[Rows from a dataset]
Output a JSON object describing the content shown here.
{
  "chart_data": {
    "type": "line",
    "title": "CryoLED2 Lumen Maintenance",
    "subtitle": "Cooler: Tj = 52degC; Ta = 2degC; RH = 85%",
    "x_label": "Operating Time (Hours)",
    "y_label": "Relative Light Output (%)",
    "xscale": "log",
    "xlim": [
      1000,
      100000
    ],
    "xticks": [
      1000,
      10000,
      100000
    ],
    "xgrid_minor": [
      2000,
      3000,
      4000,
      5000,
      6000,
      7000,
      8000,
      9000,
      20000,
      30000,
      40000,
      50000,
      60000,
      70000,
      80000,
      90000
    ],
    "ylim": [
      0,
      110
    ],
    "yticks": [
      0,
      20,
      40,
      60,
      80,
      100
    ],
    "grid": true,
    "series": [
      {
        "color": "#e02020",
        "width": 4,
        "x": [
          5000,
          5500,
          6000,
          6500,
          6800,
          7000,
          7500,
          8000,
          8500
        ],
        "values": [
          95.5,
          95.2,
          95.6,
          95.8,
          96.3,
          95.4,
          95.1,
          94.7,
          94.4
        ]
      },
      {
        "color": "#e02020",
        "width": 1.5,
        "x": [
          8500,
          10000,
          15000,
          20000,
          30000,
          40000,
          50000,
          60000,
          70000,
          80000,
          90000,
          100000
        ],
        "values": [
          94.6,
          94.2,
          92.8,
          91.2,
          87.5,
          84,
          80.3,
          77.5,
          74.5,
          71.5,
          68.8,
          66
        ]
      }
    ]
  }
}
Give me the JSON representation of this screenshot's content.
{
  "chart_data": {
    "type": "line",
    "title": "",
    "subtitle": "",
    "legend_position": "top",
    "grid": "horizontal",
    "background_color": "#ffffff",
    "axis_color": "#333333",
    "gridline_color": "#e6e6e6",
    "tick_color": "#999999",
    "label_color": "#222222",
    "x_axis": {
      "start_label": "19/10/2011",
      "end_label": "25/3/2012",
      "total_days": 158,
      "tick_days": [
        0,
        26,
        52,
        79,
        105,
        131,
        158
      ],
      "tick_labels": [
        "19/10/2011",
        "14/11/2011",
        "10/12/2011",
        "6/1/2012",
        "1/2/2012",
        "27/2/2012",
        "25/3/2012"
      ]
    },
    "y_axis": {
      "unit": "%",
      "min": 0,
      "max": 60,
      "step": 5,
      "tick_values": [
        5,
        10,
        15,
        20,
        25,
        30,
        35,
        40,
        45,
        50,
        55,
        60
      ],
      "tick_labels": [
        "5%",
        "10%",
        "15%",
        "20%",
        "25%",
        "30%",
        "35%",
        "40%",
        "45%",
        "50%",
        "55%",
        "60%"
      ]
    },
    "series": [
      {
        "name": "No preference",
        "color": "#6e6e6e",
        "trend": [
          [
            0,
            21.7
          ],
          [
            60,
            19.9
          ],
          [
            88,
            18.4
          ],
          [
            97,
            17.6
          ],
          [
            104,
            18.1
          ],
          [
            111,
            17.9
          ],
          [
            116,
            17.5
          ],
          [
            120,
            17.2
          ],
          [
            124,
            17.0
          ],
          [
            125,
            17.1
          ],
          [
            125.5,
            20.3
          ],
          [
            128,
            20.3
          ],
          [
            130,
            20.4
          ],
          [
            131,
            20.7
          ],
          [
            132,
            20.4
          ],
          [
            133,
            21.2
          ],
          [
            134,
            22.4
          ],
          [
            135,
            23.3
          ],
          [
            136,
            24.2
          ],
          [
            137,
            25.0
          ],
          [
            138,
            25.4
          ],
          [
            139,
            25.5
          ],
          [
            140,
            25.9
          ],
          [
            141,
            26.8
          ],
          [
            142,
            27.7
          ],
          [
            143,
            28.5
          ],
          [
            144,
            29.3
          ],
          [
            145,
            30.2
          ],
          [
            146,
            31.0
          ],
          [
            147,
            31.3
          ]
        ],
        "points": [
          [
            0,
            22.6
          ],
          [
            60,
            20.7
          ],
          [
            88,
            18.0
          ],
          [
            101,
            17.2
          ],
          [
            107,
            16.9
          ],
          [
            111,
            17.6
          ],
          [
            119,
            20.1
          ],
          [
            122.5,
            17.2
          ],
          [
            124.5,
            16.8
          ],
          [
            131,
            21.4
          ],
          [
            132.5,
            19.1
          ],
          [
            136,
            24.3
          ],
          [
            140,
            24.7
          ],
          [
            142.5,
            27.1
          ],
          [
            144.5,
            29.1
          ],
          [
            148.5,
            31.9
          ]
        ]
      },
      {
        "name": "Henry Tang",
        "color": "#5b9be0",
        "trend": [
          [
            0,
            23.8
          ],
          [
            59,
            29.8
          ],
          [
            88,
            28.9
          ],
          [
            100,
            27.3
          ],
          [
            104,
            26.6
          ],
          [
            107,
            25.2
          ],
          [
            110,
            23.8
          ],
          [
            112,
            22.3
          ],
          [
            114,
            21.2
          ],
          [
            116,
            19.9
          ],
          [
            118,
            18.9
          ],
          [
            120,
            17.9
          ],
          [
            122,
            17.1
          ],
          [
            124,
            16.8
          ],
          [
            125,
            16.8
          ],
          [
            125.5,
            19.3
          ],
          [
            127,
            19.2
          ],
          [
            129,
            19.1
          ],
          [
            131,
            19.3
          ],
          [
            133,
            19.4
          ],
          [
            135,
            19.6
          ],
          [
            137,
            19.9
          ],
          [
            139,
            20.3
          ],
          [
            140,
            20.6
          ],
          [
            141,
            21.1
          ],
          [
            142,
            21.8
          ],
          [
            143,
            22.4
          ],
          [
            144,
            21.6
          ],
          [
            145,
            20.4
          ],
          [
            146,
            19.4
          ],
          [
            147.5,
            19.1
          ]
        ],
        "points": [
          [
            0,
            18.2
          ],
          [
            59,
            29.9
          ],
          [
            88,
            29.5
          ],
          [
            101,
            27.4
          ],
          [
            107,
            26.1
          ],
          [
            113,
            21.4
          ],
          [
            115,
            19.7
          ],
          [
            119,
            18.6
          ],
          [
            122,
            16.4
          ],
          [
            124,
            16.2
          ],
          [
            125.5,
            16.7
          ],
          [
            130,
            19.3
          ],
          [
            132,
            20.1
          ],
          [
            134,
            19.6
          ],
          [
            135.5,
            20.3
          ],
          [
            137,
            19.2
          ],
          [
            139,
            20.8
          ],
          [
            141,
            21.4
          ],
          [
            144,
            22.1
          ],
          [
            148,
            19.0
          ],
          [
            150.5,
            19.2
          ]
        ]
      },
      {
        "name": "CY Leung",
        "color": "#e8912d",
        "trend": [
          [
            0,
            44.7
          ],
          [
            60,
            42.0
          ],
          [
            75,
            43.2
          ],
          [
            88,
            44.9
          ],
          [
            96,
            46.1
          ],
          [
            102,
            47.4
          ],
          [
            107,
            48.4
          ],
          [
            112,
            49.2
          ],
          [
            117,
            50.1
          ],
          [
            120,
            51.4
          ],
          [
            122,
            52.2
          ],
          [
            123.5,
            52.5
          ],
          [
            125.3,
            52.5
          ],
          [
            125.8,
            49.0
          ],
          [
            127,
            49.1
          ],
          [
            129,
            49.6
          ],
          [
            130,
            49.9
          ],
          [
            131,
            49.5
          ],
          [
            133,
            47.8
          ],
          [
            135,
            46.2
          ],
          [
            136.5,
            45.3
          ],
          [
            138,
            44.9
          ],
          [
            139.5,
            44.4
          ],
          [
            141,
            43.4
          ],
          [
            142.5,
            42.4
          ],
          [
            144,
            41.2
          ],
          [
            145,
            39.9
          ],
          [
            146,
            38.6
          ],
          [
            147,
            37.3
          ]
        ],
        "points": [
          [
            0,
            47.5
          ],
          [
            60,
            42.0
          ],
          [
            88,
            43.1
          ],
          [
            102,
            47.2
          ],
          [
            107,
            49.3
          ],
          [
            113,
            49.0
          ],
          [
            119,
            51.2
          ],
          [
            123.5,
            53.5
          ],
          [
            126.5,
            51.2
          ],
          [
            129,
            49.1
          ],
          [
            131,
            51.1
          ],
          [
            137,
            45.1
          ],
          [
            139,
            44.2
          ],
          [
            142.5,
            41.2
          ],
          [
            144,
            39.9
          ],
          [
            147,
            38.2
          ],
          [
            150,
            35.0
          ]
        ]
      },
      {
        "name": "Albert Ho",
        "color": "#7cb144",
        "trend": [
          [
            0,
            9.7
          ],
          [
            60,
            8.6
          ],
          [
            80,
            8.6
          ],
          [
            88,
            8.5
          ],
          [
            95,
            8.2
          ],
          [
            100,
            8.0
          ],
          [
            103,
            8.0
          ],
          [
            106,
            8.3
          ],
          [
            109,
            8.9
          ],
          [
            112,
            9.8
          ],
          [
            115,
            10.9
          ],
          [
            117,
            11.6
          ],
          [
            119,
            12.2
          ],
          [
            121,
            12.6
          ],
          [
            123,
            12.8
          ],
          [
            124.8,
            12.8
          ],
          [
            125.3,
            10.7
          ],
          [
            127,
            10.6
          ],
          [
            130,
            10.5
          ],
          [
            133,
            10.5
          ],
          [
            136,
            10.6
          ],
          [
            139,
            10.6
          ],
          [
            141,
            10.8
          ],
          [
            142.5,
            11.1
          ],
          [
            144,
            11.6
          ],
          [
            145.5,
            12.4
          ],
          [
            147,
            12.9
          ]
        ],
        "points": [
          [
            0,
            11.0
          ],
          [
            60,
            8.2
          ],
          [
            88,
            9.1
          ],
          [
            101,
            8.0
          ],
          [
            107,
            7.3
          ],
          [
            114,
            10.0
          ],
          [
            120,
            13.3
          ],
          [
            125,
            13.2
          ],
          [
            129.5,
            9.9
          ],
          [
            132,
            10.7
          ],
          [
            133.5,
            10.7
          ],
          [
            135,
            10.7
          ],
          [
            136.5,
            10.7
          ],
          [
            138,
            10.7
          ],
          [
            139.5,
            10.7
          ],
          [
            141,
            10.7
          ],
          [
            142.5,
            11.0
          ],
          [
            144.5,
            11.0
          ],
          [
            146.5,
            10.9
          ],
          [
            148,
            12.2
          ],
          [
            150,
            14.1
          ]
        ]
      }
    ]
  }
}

◆ What is needed
Search the entries for "Output" and copy out each line that has it.

◆ Task answer
Output a JSON object describing the content shown here.
    "y_label": "Relative Light Output (%)",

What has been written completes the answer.